Data records:
·····
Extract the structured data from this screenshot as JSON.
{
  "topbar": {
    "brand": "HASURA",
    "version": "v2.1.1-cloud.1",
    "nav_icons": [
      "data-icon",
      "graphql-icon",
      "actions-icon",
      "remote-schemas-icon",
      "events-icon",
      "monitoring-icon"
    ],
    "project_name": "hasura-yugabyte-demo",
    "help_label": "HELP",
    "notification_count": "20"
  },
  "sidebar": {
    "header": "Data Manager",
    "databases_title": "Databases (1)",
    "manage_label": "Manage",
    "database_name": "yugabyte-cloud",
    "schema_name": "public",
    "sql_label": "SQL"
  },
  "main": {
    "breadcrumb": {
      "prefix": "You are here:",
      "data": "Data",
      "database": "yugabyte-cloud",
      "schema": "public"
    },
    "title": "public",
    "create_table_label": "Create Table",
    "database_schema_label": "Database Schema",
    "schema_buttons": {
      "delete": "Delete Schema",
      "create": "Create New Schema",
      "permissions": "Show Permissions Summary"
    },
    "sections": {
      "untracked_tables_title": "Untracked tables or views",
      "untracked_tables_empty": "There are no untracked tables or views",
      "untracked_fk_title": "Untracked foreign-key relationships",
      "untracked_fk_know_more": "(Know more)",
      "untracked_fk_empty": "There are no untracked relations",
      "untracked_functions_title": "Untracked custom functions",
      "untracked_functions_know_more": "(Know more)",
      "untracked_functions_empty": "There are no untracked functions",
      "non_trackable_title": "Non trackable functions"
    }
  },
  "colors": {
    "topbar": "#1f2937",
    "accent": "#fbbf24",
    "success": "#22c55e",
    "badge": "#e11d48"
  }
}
·····
* _Exercise goal_
Take the records above and return them exactly as written.

* _Response below_
Extract the structured data from this screenshot as JSON.
{
  "topbar": {
    "brand": "HASURA",
    "version": "v2.1.1-cloud.1",
    "nav_icons": [
      "data-icon",
      "graphql-icon",
      "actions-icon",
      "remote-schemas-icon",
      "events-icon",
      "monitoring-icon"
    ],
    "project_name": "hasura-yugabyte-demo",
    "help_label": "HELP",
    "notification_count": "20"
  },
  "sidebar": {
    "header": "Data Manager",
    "databases_title": "Databases (1)",
    "manage_label": "Manage",
    "database_name": "yugabyte-cloud",
    "schema_name": "public",
    "sql_label": "SQL"
  },
  "main": {
    "breadcrumb": {
      "prefix": "You are here:",
      "data": "Data",
      "database": "yugabyte-cloud",
      "schema": "public"
    },
    "title": "public",
    "create_table_label": "Create Table",
    "database_schema_label": "Database Schema",
    "schema_buttons": {
      "delete": "Delete Schema",
      "create": "Create New Schema",
      "permissions": "Show Permissions Summary"
    },
    "sections": {
      "untracked_tables_title": "Untracked tables or views",
      "untracked_tables_empty": "There are no untracked tables or views",
      "untracked_fk_title": "Untracked foreign-key relationships",
      "untracked_fk_know_more": "(Know more)",
      "untracked_fk_empty": "There are no untracked relations",
      "untracked_functions_title": "Untracked custom functions",
      "untracked_functions_know_more": "(Know more)",
      "untracked_functions_empty": "There are no untracked functions",
      "non_trackable_title": "Non trackable functions"
    }
  },
  "colors": {
    "topbar": "#1f2937",
    "accent": "#fbbf24",
    "success": "#22c55e",
    "badge": "#e11d48"
  }
}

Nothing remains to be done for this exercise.